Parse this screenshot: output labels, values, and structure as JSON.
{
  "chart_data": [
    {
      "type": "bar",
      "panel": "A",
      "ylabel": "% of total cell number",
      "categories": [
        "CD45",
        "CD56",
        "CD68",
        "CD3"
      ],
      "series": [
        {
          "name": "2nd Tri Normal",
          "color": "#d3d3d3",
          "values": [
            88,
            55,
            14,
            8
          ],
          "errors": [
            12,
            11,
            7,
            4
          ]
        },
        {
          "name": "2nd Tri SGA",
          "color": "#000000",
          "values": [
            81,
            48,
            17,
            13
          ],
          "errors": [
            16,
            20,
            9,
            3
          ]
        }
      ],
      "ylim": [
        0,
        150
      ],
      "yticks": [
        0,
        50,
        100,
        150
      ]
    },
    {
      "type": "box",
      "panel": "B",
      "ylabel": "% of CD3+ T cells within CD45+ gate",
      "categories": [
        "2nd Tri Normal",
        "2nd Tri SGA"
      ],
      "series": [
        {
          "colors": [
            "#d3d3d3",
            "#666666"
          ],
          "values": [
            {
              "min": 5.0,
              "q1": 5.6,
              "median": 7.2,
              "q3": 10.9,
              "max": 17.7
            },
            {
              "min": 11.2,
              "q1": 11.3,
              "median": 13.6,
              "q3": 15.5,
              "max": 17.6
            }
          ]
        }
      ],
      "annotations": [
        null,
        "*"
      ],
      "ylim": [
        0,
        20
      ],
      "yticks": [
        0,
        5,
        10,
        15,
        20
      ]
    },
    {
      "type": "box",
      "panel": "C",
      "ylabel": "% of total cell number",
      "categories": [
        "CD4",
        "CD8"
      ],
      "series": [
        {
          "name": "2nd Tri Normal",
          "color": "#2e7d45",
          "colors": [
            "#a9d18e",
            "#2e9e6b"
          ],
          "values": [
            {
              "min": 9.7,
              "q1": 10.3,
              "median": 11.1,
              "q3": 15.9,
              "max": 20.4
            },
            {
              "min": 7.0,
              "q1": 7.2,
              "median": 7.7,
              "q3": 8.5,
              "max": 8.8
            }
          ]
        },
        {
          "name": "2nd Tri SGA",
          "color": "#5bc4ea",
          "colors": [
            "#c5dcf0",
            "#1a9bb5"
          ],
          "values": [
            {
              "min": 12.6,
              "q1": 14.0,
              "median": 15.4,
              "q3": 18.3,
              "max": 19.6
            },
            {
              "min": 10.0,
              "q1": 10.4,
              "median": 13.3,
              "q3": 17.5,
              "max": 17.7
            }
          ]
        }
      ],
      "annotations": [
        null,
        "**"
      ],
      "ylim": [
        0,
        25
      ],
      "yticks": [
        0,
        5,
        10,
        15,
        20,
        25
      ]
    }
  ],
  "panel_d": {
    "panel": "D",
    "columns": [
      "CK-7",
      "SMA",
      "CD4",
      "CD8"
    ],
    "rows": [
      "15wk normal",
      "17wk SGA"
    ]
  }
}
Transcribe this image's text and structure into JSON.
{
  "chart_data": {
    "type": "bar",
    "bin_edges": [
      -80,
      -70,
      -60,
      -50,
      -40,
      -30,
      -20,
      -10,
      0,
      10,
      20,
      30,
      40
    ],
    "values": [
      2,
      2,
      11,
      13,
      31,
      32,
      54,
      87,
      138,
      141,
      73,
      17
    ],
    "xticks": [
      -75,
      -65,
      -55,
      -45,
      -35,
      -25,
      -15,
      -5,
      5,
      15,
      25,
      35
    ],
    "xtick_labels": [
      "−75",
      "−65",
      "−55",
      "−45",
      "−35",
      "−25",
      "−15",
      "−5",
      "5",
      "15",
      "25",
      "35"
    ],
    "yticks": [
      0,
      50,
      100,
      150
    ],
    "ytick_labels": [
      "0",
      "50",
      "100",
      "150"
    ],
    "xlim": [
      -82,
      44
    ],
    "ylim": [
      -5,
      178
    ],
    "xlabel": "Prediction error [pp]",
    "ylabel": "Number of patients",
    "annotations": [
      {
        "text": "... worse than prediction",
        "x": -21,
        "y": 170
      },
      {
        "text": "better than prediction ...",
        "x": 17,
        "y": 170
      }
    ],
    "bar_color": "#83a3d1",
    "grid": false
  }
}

● ● ●

## EXERCISE GOAL
Reproduce every line of the data so that nothing differs from the original.

## REPLY TO THE TASK
Parse this screenshot: output labels, values, and structure as JSON.
{
  "chart_data": [
    {
      "type": "bar",
      "panel": "A",
      "ylabel": "% of total cell number",
      "categories": [
        "CD45",
        "CD56",
        "CD68",
        "CD3"
      ],
      "series": [
        {
          "name": "2nd Tri Normal",
          "color": "#d3d3d3",
          "values": [
            88,
            55,
            14,
            8
          ],
          "errors": [
            12,
            11,
            7,
            4
          ]
        },
        {
          "name": "2nd Tri SGA",
          "color": "#000000",
          "values": [
            81,
            48,
            17,
            13
          ],
          "errors": [
            16,
            20,
            9,
            3
          ]
        }
      ],
      "ylim": [
        0,
        150
      ],
      "yticks": [
        0,
        50,
        100,
        150
      ]
    },
    {
      "type": "box",
      "panel": "B",
      "ylabel": "% of CD3+ T cells within CD45+ gate",
      "categories": [
        "2nd Tri Normal",
        "2nd Tri SGA"
      ],
      "series": [
        {
          "colors": [
            "#d3d3d3",
            "#666666"
          ],
          "values": [
            {
              "min": 5.0,
              "q1": 5.6,
              "median": 7.2,
              "q3": 10.9,
              "max": 17.7
            },
            {
              "min": 11.2,
              "q1": 11.3,
              "median": 13.6,
              "q3": 15.5,
              "max": 17.6
            }
          ]
        }
      ],
      "annotations": [
        null,
        "*"
      ],
      "ylim": [
        0,
        20
      ],
      "yticks": [
        0,
        5,
        10,
        15,
        20
      ]
    },
    {
      "type": "box",
      "panel": "C",
      "ylabel": "% of total cell number",
      "categories": [
        "CD4",
        "CD8"
      ],
      "series": [
        {
          "name": "2nd Tri Normal",
          "color": "#2e7d45",
          "colors": [
            "#a9d18e",
            "#2e9e6b"
          ],
          "values": [
            {
              "min": 9.7,
              "q1": 10.3,
              "median": 11.1,
              "q3": 15.9,
              "max": 20.4
            },
            {
              "min": 7.0,
              "q1": 7.2,
              "median": 7.7,
              "q3": 8.5,
              "max": 8.8
            }
          ]
        },
        {
          "name": "2nd Tri SGA",
          "color": "#5bc4ea",
          "colors": [
            "#c5dcf0",
            "#1a9bb5"
          ],
          "values": [
            {
              "min": 12.6,
              "q1": 14.0,
              "median": 15.4,
              "q3": 18.3,
              "max": 19.6
            },
            {
              "min": 10.0,
              "q1": 10.4,
              "median": 13.3,
              "q3": 17.5,
              "max": 17.7
            }
          ]
        }
      ],
      "annotations": [
        null,
        "**"
      ],
      "ylim": [
        0,
        25
      ],
      "yticks": [
        0,
        5,
        10,
        15,
        20,
        25
      ]
    }
  ],
  "panel_d": {
    "panel": "D",
    "columns": [
      "CK-7",
      "SMA",
      "CD4",
      "CD8"
    ],
    "rows": [
      "15wk normal",
      "17wk SGA"
    ]
  }
}
Transcribe this image's text and structure into JSON.
{
  "chart_data": {
    "type": "bar",
    "bin_edges": [
      -80,
      -70,
      -60,
      -50,
      -40,
      -30,
      -20,
      -10,
      0,
      10,
      20,
      30,
      40
    ],
    "values": [
      2,
      2,
      11,
      13,
      31,
      32,
      54,
      87,
      138,
      141,
      73,
      17
    ],
    "xticks": [
      -75,
      -65,
      -55,
      -45,
      -35,
      -25,
      -15,
      -5,
      5,
      15,
      25,
      35
    ],
    "xtick_labels": [
      "−75",
      "−65",
      "−55",
      "−45",
      "−35",
      "−25",
      "−15",
      "−5",
      "5",
      "15",
      "25",
      "35"
    ],
    "yticks": [
      0,
      50,
      100,
      150
    ],
    "ytick_labels": [
      "0",
      "50",
      "100",
      "150"
    ],
    "xlim": [
      -82,
      44
    ],
    "ylim": [
      -5,
      178
    ],
    "xlabel": "Prediction error [pp]",
    "ylabel": "Number of patients",
    "annotations": [
      {
        "text": "... worse than prediction",
        "x": -21,
        "y": 170
      },
      {
        "text": "better than prediction ...",
        "x": 17,
        "y": 170
      }
    ],
    "bar_color": "#83a3d1",
    "grid": false
  }
}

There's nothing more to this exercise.